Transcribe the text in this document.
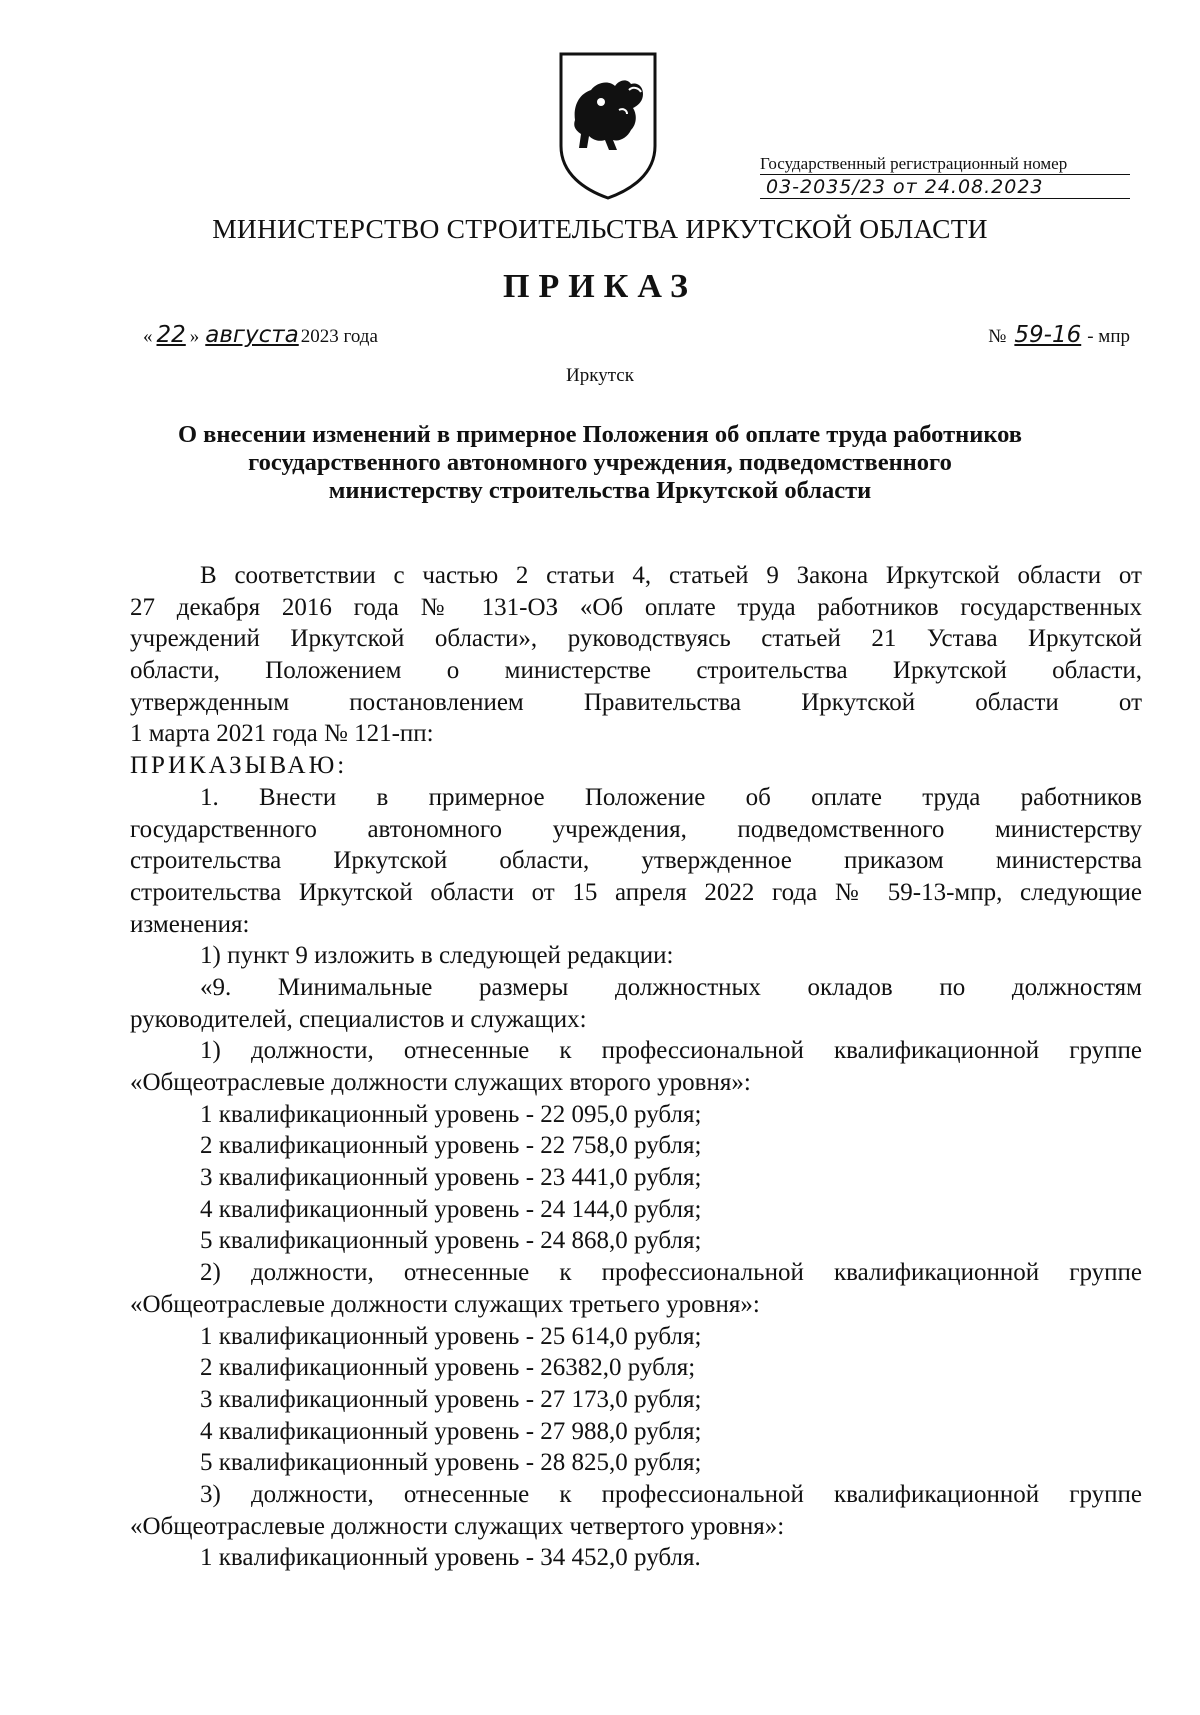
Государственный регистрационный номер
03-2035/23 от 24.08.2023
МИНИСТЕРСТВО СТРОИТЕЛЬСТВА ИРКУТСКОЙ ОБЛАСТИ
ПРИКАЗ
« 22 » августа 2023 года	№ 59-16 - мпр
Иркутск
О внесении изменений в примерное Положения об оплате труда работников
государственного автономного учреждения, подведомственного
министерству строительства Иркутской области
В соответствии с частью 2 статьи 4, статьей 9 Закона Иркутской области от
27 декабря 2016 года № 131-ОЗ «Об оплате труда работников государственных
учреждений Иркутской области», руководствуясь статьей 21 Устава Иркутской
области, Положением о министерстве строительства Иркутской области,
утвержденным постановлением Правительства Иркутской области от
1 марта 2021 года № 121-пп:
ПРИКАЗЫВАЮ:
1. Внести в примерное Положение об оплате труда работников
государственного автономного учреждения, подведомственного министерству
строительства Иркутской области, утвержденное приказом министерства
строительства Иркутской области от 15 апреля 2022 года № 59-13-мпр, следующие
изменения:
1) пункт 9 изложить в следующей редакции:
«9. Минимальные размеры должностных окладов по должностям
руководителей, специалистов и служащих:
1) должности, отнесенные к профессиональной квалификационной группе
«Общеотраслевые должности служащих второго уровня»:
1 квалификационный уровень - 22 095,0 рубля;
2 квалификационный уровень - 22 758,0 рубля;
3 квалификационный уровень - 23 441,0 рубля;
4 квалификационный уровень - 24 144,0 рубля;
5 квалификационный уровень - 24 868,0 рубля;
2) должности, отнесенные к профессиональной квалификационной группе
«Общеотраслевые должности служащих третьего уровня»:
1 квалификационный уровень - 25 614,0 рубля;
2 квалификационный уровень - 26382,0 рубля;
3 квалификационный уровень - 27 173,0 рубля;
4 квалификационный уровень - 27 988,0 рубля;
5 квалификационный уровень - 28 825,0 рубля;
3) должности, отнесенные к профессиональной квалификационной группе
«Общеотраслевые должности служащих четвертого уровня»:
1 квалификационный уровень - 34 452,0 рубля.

....

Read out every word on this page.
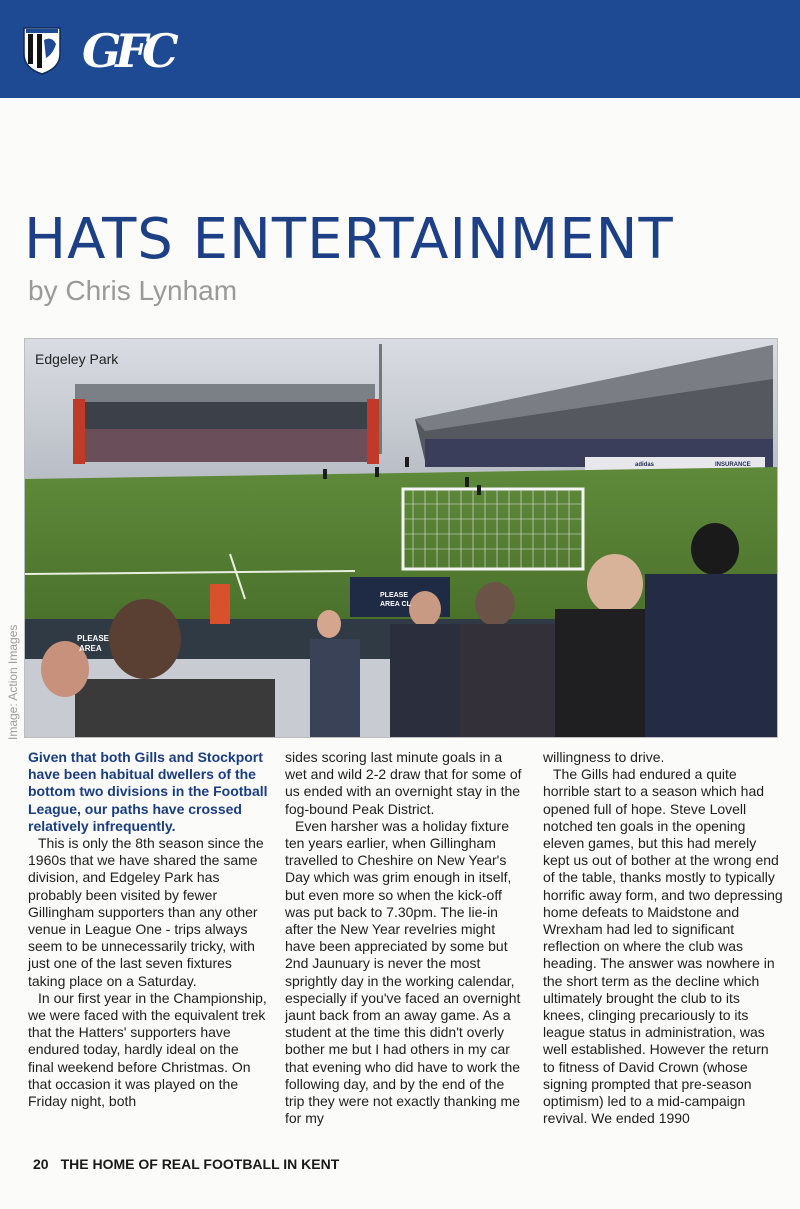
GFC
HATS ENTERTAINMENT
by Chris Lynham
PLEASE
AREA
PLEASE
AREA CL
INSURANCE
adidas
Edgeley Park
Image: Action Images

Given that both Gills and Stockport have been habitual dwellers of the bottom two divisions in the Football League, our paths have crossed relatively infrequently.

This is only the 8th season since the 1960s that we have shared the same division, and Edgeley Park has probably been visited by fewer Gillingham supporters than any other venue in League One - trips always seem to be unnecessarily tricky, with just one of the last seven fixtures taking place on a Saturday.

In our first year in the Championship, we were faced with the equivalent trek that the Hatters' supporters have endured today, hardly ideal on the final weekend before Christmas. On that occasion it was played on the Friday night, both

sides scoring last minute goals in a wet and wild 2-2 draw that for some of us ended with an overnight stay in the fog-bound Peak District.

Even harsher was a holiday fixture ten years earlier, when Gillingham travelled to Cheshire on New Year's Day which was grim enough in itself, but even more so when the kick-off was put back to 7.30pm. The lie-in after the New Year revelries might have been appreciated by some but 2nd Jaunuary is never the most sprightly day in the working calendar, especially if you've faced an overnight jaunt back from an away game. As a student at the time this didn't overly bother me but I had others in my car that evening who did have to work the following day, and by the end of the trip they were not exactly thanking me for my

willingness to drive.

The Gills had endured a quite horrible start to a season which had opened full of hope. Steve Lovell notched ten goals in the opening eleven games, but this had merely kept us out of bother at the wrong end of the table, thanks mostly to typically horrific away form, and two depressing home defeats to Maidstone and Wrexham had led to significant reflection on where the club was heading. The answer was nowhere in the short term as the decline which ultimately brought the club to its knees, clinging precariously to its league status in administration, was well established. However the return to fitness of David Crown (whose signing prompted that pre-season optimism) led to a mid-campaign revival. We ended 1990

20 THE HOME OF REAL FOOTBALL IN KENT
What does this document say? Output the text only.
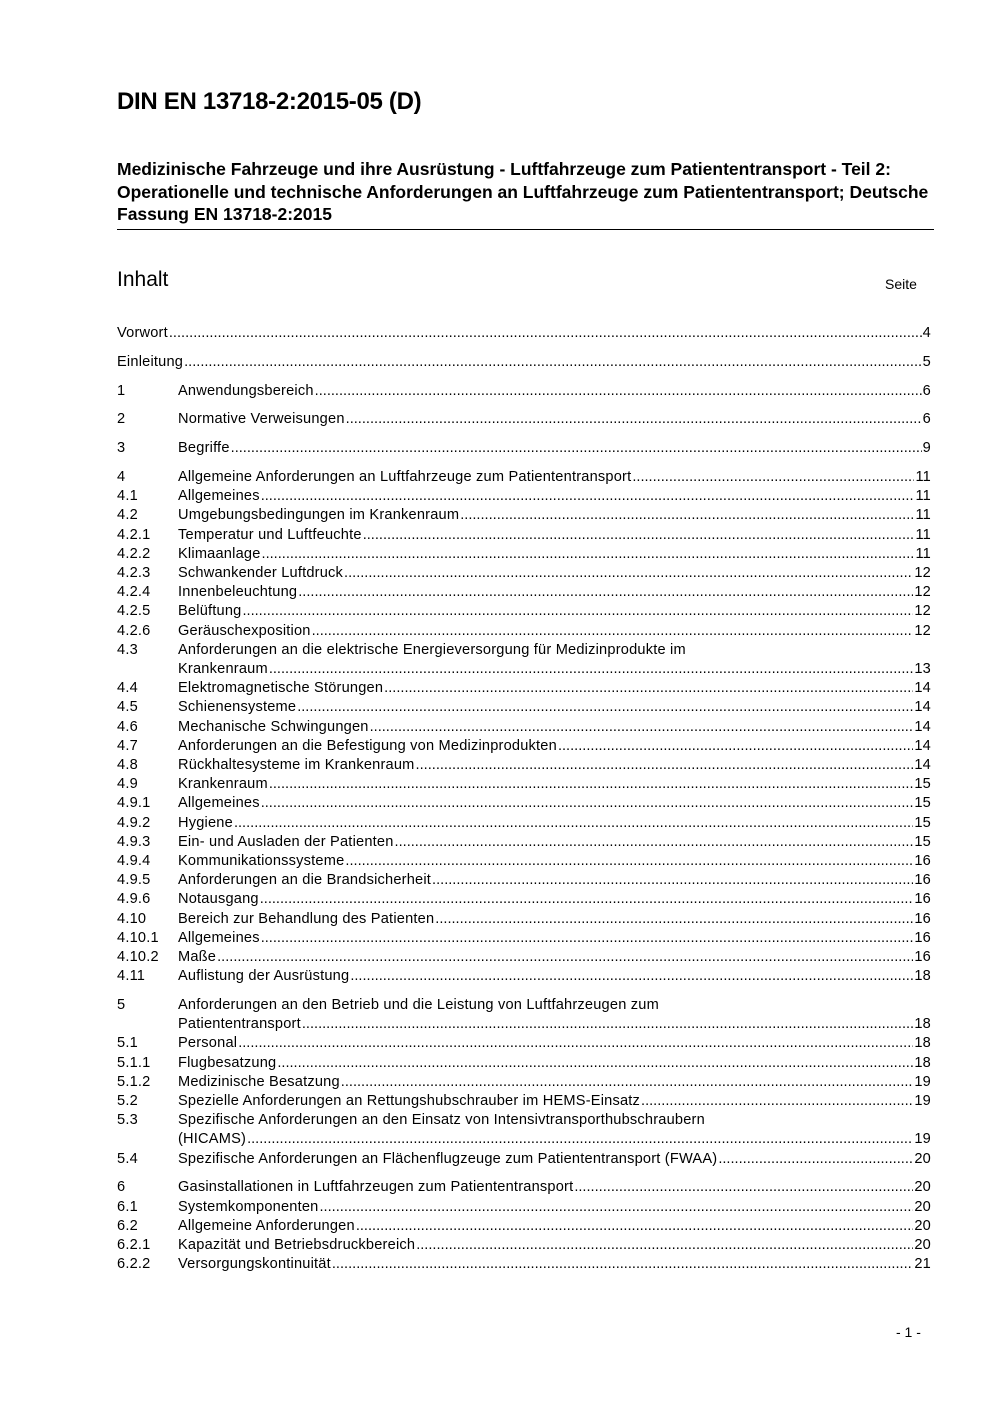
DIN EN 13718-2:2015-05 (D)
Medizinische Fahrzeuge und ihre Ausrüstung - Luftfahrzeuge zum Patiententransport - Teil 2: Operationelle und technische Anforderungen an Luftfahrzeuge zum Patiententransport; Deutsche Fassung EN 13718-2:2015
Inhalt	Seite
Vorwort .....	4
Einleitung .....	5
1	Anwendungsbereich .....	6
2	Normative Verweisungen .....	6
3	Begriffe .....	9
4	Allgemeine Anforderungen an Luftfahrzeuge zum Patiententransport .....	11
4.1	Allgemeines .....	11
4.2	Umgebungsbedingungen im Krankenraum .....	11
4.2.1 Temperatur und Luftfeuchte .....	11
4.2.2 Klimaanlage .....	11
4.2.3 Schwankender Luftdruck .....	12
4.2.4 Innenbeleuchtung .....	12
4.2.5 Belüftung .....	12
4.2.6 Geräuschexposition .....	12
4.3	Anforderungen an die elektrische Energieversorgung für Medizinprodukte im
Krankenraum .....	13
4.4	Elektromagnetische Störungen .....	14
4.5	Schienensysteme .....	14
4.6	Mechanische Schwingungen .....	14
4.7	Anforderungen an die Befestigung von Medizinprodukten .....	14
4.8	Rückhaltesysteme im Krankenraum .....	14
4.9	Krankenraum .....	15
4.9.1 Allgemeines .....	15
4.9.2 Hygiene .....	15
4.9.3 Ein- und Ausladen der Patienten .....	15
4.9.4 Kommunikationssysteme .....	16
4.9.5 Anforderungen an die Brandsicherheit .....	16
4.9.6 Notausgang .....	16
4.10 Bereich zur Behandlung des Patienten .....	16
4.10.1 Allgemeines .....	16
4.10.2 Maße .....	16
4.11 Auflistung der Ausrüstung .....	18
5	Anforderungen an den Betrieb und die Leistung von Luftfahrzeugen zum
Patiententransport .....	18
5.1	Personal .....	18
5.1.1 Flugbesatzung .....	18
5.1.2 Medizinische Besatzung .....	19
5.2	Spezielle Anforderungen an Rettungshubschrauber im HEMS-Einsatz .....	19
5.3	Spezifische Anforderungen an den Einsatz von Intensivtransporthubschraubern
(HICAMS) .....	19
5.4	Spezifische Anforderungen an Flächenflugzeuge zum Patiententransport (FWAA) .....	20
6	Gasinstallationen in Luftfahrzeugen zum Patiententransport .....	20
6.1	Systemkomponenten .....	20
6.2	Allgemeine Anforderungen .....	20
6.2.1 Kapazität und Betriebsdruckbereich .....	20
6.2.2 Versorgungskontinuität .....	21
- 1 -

....

What you should do:
Copy all lines from the material that include "должности".

Answer for this exercise:
1) должности, отнесенные к профессиональной квалификационной группе
«Общеотраслевые должности служащих второго уровня»:
2) должности, отнесенные к профессиональной квалификационной группе
«Общеотраслевые должности служащих третьего уровня»:
3) должности, отнесенные к профессиональной квалификационной группе
«Общеотраслевые должности служащих четвертого уровня»:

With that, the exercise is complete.